━━ DATASET CONTENT ━━

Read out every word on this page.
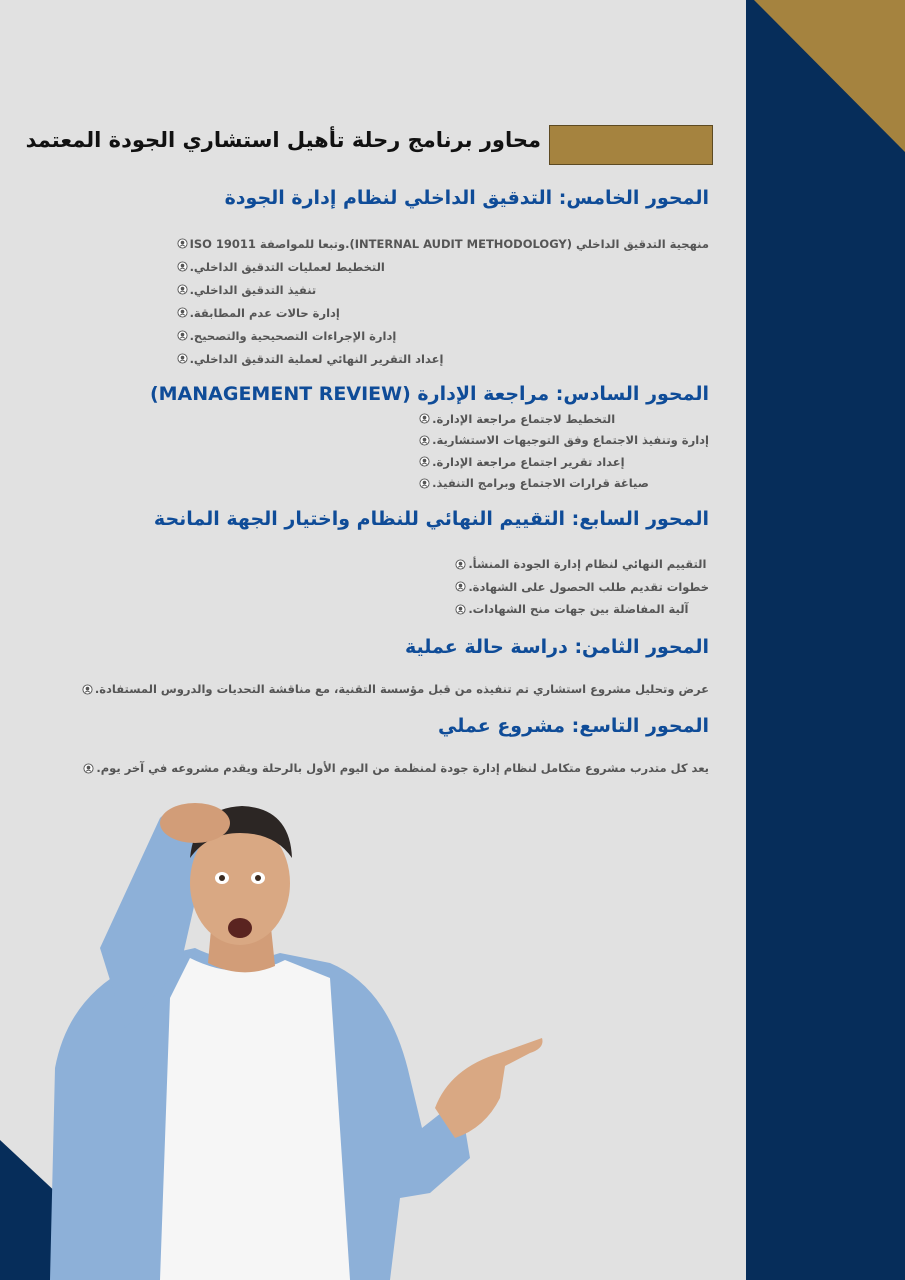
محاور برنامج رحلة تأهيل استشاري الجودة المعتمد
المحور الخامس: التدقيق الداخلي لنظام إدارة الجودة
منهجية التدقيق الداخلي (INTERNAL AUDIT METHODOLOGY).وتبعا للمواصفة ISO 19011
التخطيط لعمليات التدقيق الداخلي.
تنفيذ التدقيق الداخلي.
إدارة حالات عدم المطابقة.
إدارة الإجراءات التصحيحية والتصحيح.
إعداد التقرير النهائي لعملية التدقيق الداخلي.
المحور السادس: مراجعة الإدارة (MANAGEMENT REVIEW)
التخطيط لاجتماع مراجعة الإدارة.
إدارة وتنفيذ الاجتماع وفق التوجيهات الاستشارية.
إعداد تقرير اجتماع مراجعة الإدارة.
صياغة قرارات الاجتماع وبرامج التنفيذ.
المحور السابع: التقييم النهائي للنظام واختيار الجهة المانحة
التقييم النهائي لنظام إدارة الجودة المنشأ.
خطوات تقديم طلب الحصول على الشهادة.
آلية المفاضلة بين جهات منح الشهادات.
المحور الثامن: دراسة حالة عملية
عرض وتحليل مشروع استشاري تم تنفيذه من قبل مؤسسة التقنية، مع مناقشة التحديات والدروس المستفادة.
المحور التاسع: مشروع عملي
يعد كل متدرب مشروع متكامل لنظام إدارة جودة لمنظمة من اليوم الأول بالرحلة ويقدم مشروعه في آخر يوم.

━━━

_WHAT YOU HAVE TO DO_
Give the number of lines above in which the word "الجودة" occurs, with nothing else.

_EXPECTED ANSWER_
3